> _Exercise_: In the entries that follow, find the word "بفهمد" and report each line it is on.

[Records contained in a dataset]
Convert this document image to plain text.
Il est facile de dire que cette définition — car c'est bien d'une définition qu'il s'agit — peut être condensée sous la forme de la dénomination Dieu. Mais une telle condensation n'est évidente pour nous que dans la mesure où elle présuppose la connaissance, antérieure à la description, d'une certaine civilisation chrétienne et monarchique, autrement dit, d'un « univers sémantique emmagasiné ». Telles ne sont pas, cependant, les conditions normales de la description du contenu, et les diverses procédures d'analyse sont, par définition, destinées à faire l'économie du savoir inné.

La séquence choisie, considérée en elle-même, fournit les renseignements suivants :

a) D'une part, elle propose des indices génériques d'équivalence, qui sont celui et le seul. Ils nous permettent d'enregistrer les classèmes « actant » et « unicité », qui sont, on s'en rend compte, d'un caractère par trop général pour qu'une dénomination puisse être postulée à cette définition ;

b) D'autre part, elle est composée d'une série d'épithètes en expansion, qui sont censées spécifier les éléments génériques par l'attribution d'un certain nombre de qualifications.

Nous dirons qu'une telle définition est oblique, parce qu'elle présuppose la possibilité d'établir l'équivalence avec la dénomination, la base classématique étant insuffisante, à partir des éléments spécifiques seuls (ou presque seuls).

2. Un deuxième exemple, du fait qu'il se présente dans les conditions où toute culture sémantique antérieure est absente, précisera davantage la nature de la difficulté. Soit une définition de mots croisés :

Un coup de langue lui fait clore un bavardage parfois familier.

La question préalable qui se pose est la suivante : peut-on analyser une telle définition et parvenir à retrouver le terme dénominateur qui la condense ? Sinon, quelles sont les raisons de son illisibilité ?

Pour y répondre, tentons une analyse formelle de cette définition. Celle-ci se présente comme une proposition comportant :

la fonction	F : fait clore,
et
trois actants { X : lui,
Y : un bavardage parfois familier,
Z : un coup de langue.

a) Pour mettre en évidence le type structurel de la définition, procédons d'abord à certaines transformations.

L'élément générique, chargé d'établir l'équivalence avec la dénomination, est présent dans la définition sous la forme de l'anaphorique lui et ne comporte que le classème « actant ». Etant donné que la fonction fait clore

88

--

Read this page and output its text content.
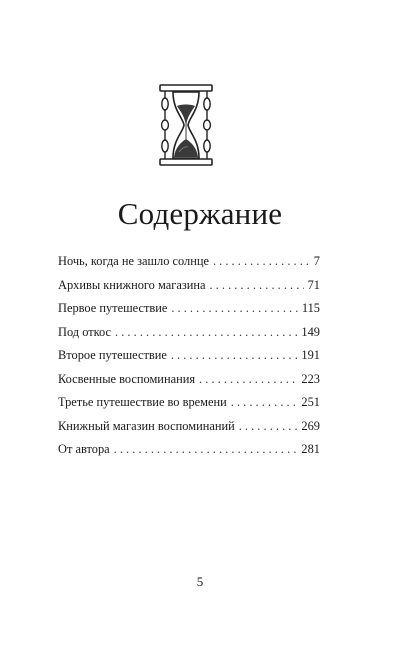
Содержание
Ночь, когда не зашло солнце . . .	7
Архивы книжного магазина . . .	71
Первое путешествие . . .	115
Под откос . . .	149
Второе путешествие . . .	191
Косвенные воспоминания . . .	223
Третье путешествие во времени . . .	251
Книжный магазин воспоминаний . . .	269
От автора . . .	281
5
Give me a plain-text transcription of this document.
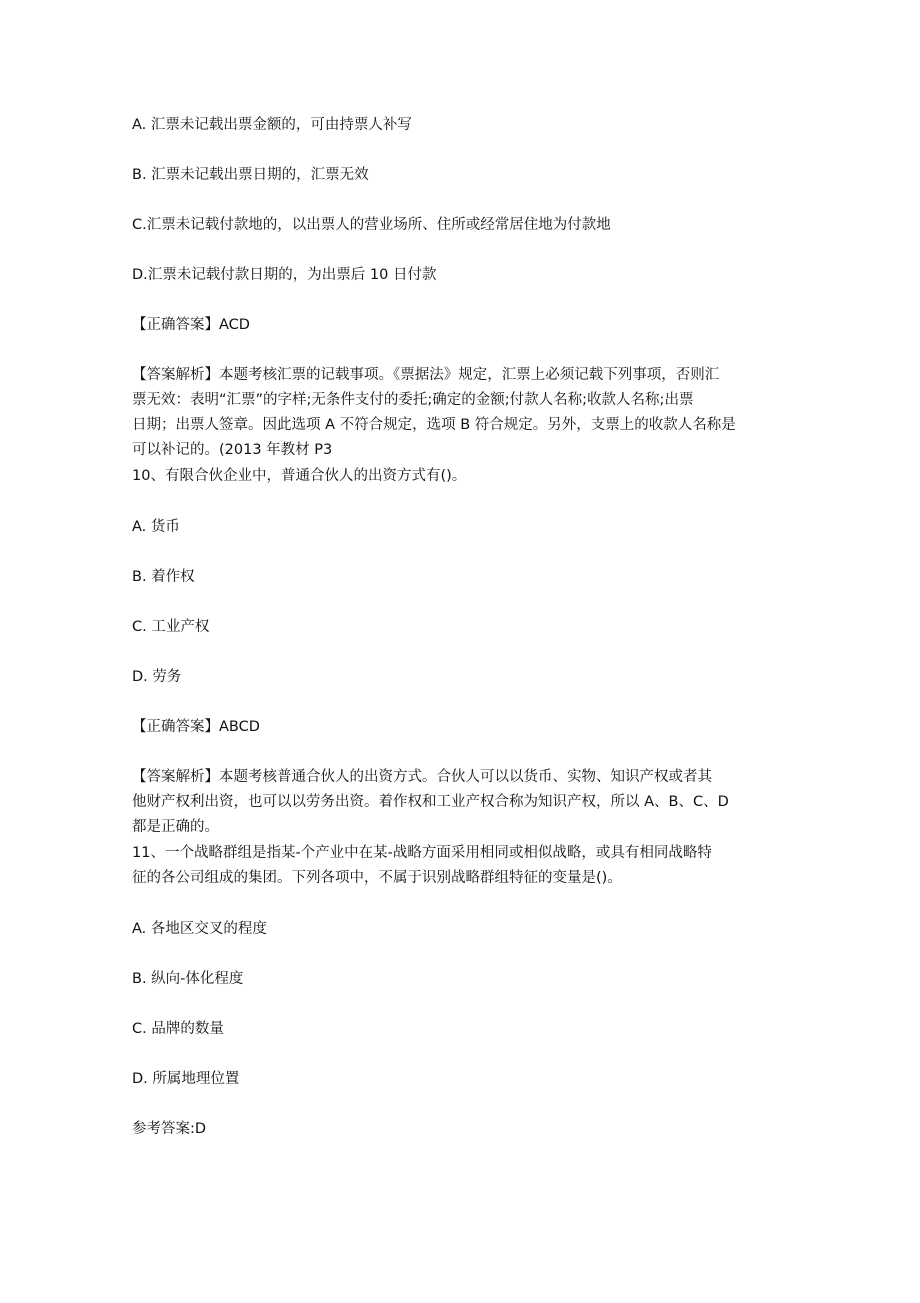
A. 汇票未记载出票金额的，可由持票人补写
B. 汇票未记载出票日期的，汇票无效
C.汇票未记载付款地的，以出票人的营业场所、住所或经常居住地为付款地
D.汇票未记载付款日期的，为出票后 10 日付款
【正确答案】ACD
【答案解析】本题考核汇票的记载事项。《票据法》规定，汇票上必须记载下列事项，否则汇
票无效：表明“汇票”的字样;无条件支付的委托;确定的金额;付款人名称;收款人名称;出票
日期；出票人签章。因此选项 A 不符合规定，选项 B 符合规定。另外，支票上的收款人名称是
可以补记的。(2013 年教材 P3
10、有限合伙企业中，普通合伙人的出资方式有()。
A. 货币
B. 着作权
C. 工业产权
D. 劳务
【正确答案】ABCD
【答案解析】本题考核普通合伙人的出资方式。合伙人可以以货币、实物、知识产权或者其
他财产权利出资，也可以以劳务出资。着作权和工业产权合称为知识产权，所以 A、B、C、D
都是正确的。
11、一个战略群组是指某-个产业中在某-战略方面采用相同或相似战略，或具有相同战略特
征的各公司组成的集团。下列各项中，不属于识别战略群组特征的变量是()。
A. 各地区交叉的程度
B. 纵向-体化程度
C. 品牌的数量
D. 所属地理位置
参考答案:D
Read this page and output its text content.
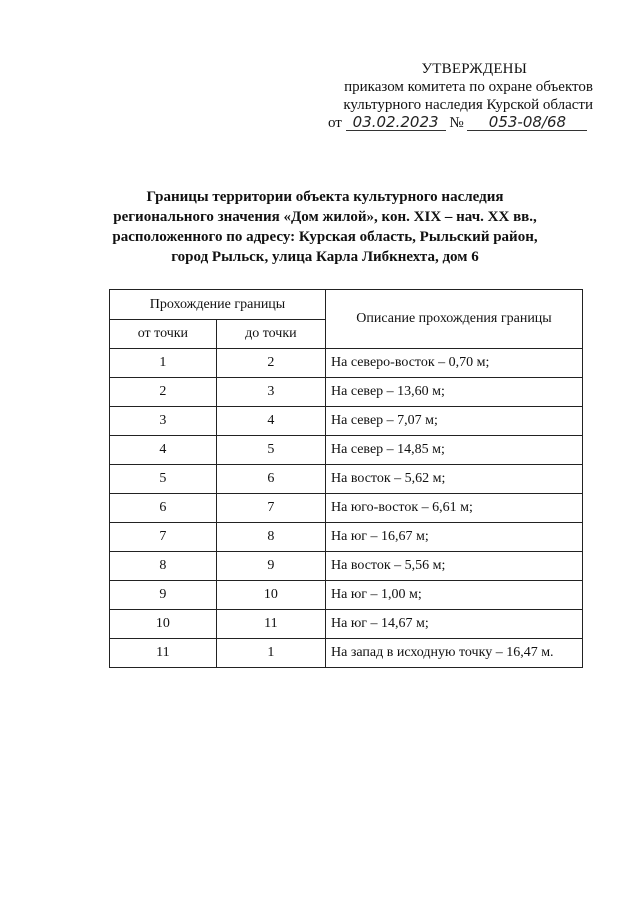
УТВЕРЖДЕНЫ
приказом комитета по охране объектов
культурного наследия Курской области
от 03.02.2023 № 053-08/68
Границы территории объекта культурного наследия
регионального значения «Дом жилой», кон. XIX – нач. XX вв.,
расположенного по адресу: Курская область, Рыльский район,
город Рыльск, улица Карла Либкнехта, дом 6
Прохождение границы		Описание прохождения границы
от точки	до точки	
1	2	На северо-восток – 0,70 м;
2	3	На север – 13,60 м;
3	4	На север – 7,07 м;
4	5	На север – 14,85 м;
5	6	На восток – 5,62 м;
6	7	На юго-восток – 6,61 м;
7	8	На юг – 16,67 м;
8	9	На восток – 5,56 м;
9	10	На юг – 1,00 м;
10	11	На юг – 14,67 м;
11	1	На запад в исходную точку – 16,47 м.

==

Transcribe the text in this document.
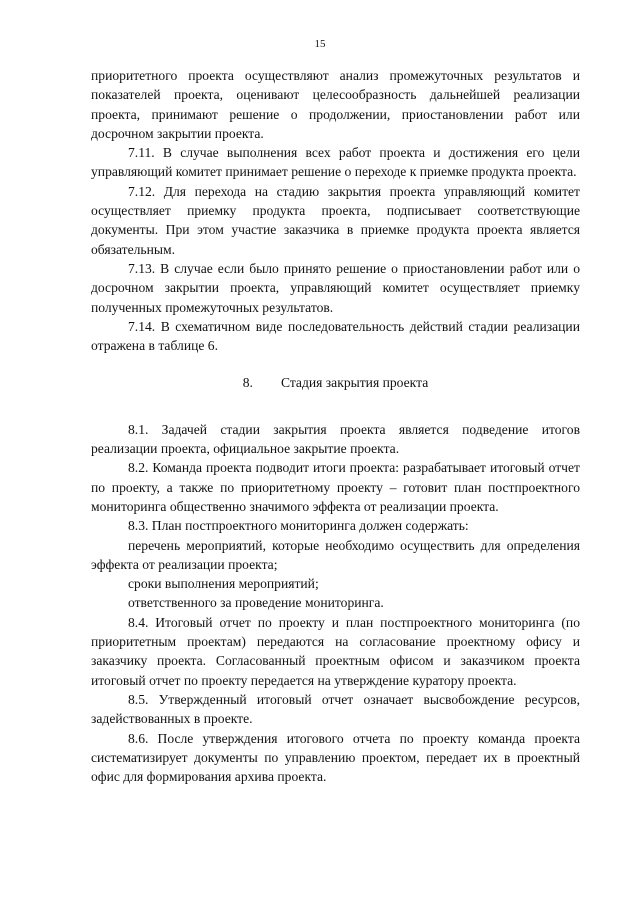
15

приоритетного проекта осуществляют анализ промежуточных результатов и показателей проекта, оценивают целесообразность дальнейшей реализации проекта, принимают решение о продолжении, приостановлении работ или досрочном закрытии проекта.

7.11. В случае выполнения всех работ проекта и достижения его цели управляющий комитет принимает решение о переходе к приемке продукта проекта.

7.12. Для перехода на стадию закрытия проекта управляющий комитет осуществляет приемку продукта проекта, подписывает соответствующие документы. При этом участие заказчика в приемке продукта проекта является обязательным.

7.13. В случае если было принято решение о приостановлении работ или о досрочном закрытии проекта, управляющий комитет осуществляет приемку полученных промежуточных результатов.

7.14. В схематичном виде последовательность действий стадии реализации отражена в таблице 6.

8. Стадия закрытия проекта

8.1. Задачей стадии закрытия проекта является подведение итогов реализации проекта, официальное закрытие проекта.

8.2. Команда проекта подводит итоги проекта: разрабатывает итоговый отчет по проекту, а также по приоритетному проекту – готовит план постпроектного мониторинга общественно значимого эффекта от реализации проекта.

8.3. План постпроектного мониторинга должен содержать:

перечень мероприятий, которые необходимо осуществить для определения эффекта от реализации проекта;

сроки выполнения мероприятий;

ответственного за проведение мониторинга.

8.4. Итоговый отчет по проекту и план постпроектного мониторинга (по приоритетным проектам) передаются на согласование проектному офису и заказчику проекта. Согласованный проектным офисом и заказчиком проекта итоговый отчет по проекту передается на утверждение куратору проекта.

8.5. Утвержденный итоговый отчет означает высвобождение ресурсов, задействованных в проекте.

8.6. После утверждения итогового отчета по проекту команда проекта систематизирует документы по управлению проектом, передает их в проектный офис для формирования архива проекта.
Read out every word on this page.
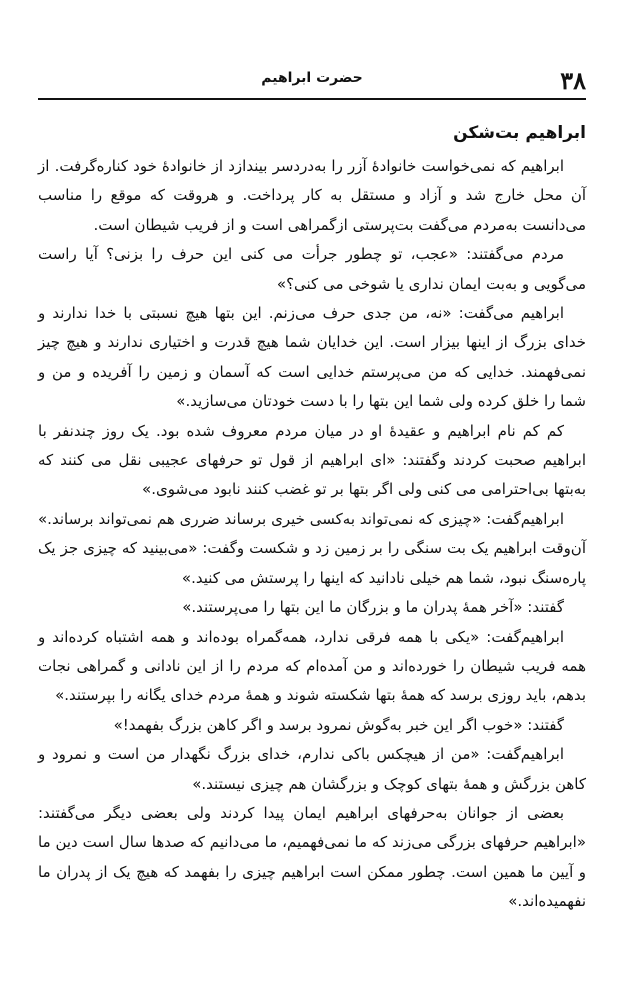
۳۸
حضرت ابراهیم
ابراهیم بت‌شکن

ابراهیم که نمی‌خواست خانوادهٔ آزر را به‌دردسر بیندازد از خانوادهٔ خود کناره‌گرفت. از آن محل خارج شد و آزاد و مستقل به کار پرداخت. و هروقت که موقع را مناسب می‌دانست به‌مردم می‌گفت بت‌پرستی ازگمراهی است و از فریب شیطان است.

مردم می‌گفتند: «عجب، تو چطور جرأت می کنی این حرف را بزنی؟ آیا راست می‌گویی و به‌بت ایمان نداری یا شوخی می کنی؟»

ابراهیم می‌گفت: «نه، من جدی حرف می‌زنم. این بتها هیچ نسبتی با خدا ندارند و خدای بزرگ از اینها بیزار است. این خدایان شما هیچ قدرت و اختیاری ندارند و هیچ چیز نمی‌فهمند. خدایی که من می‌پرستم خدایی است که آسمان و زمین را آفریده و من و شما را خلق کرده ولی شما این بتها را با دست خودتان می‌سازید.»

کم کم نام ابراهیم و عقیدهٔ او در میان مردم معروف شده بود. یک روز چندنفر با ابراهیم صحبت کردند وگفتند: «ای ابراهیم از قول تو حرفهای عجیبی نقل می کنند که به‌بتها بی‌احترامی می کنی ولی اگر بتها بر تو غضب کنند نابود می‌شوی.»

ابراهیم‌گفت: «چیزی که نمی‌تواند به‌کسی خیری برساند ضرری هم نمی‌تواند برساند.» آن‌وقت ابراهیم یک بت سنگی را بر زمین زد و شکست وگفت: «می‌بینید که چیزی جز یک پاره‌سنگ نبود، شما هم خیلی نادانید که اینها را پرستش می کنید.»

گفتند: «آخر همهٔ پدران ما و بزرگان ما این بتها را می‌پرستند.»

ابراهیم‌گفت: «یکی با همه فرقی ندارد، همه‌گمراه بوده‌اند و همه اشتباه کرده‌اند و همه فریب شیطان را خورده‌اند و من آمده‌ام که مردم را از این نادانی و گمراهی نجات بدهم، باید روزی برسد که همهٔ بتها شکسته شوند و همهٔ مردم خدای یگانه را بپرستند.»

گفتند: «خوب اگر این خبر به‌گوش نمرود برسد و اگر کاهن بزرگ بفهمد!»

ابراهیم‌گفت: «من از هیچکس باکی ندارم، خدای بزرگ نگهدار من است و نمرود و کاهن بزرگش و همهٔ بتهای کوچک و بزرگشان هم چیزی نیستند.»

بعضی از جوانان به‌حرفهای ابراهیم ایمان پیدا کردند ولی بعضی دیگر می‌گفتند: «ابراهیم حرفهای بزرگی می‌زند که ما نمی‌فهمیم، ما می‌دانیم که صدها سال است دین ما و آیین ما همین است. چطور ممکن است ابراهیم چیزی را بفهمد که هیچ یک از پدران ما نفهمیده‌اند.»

> _Full response_:
گفتند: «خوب اگر این خبر به‌گوش نمرود برسد و اگر کاهن بزرگ بفهمد!»
بعضی از جوانان به‌حرفهای ابراهیم ایمان پیدا کردند ولی بعضی دیگر می‌گفتند: «ابراهیم حرفهای بزرگی می‌زند که ما نمی‌فهمیم، ما می‌دانیم که صدها سال است دین ما و آیین ما همین است. چطور ممکن است ابراهیم چیزی را بفهمد که هیچ یک از پدران ما نفهمیده‌اند.»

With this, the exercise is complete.